Send back the entries below exactly as they appear.

Dataset entries:
..........

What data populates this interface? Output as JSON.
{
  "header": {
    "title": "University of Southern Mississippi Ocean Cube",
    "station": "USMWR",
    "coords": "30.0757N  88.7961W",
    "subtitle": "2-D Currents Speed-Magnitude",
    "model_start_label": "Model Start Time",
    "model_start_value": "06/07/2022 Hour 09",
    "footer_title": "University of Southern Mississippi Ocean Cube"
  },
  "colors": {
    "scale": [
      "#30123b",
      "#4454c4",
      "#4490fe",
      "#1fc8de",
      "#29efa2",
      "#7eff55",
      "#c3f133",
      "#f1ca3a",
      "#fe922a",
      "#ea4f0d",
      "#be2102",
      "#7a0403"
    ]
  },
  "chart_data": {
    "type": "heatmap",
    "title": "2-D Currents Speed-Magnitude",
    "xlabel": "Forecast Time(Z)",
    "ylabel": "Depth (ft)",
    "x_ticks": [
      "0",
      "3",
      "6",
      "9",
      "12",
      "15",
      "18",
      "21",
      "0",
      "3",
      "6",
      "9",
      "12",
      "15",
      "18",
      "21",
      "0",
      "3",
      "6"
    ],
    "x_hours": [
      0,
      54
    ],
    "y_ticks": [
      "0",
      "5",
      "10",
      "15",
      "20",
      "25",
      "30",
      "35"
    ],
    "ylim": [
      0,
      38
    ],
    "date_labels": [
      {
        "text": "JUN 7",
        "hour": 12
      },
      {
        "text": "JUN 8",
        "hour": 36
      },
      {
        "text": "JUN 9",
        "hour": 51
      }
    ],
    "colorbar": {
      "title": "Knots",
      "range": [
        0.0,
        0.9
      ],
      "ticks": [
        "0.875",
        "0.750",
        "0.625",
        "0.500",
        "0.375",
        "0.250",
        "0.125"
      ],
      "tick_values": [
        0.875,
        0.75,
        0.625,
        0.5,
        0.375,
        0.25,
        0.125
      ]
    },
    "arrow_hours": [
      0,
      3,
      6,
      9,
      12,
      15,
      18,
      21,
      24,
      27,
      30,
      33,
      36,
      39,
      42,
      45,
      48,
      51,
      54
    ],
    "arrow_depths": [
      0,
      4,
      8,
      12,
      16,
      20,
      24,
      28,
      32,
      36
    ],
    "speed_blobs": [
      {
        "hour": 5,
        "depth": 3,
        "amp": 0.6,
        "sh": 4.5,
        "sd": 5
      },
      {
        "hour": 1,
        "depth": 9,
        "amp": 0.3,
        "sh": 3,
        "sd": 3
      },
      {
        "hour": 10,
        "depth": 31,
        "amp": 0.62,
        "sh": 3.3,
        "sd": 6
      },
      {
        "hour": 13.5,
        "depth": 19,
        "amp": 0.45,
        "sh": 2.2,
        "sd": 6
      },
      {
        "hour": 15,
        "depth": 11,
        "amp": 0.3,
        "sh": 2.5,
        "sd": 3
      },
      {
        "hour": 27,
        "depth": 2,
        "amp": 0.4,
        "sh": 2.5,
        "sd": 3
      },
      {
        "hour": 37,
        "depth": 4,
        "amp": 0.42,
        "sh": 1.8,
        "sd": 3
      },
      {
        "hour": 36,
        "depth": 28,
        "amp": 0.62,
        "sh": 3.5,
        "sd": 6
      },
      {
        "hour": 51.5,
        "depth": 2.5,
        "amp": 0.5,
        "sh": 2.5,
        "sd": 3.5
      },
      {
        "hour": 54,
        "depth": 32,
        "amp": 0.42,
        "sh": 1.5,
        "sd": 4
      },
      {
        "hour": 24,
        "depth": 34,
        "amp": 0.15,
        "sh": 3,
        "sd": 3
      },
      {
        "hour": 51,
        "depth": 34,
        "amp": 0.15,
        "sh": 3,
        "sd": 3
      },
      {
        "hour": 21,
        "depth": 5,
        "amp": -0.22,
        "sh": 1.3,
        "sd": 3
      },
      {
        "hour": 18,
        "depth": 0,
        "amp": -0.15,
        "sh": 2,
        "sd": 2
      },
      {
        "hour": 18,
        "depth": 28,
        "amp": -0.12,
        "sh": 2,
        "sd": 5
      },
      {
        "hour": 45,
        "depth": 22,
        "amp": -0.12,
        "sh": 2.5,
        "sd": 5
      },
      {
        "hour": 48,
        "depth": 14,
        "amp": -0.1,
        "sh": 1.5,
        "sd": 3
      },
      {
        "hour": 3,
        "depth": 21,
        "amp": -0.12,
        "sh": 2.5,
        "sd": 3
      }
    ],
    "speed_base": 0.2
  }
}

..........

> THE OUTPUT:
What data populates this interface? Output as JSON.
{
  "header": {
    "title": "University of Southern Mississippi Ocean Cube",
    "station": "USMWR",
    "coords": "30.0757N  88.7961W",
    "subtitle": "2-D Currents Speed-Magnitude",
    "model_start_label": "Model Start Time",
    "model_start_value": "06/07/2022 Hour 09",
    "footer_title": "University of Southern Mississippi Ocean Cube"
  },
  "colors": {
    "scale": [
      "#30123b",
      "#4454c4",
      "#4490fe",
      "#1fc8de",
      "#29efa2",
      "#7eff55",
      "#c3f133",
      "#f1ca3a",
      "#fe922a",
      "#ea4f0d",
      "#be2102",
      "#7a0403"
    ]
  },
  "chart_data": {
    "type": "heatmap",
    "title": "2-D Currents Speed-Magnitude",
    "xlabel": "Forecast Time(Z)",
    "ylabel": "Depth (ft)",
    "x_ticks": [
      "0",
      "3",
      "6",
      "9",
      "12",
      "15",
      "18",
      "21",
      "0",
      "3",
      "6",
      "9",
      "12",
      "15",
      "18",
      "21",
      "0",
      "3",
      "6"
    ],
    "x_hours": [
      0,
      54
    ],
    "y_ticks": [
      "0",
      "5",
      "10",
      "15",
      "20",
      "25",
      "30",
      "35"
    ],
    "ylim": [
      0,
      38
    ],
    "date_labels": [
      {
        "text": "JUN 7",
        "hour": 12
      },
      {
        "text": "JUN 8",
        "hour": 36
      },
      {
        "text": "JUN 9",
        "hour": 51
      }
    ],
    "colorbar": {
      "title": "Knots",
      "range": [
        0.0,
        0.9
      ],
      "ticks": [
        "0.875",
        "0.750",
        "0.625",
        "0.500",
        "0.375",
        "0.250",
        "0.125"
      ],
      "tick_values": [
        0.875,
        0.75,
        0.625,
        0.5,
        0.375,
        0.25,
        0.125
      ]
    },
    "arrow_hours": [
      0,
      3,
      6,
      9,
      12,
      15,
      18,
      21,
      24,
      27,
      30,
      33,
      36,
      39,
      42,
      45,
      48,
      51,
      54
    ],
    "arrow_depths": [
      0,
      4,
      8,
      12,
      16,
      20,
      24,
      28,
      32,
      36
    ],
    "speed_blobs": [
      {
        "hour": 5,
        "depth": 3,
        "amp": 0.6,
        "sh": 4.5,
        "sd": 5
      },
      {
        "hour": 1,
        "depth": 9,
        "amp": 0.3,
        "sh": 3,
        "sd": 3
      },
      {
        "hour": 10,
        "depth": 31,
        "amp": 0.62,
        "sh": 3.3,
        "sd": 6
      },
      {
        "hour": 13.5,
        "depth": 19,
        "amp": 0.45,
        "sh": 2.2,
        "sd": 6
      },
      {
        "hour": 15,
        "depth": 11,
        "amp": 0.3,
        "sh": 2.5,
        "sd": 3
      },
      {
        "hour": 27,
        "depth": 2,
        "amp": 0.4,
        "sh": 2.5,
        "sd": 3
      },
      {
        "hour": 37,
        "depth": 4,
        "amp": 0.42,
        "sh": 1.8,
        "sd": 3
      },
      {
        "hour": 36,
        "depth": 28,
        "amp": 0.62,
        "sh": 3.5,
        "sd": 6
      },
      {
        "hour": 51.5,
        "depth": 2.5,
        "amp": 0.5,
        "sh": 2.5,
        "sd": 3.5
      },
      {
        "hour": 54,
        "depth": 32,
        "amp": 0.42,
        "sh": 1.5,
        "sd": 4
      },
      {
        "hour": 24,
        "depth": 34,
        "amp": 0.15,
        "sh": 3,
        "sd": 3
      },
      {
        "hour": 51,
        "depth": 34,
        "amp": 0.15,
        "sh": 3,
        "sd": 3
      },
      {
        "hour": 21,
        "depth": 5,
        "amp": -0.22,
        "sh": 1.3,
        "sd": 3
      },
      {
        "hour": 18,
        "depth": 0,
        "amp": -0.15,
        "sh": 2,
        "sd": 2
      },
      {
        "hour": 18,
        "depth": 28,
        "amp": -0.12,
        "sh": 2,
        "sd": 5
      },
      {
        "hour": 45,
        "depth": 22,
        "amp": -0.12,
        "sh": 2.5,
        "sd": 5
      },
      {
        "hour": 48,
        "depth": 14,
        "amp": -0.1,
        "sh": 1.5,
        "sd": 3
      },
      {
        "hour": 3,
        "depth": 21,
        "amp": -0.12,
        "sh": 2.5,
        "sd": 3
      }
    ],
    "speed_base": 0.2
  }
}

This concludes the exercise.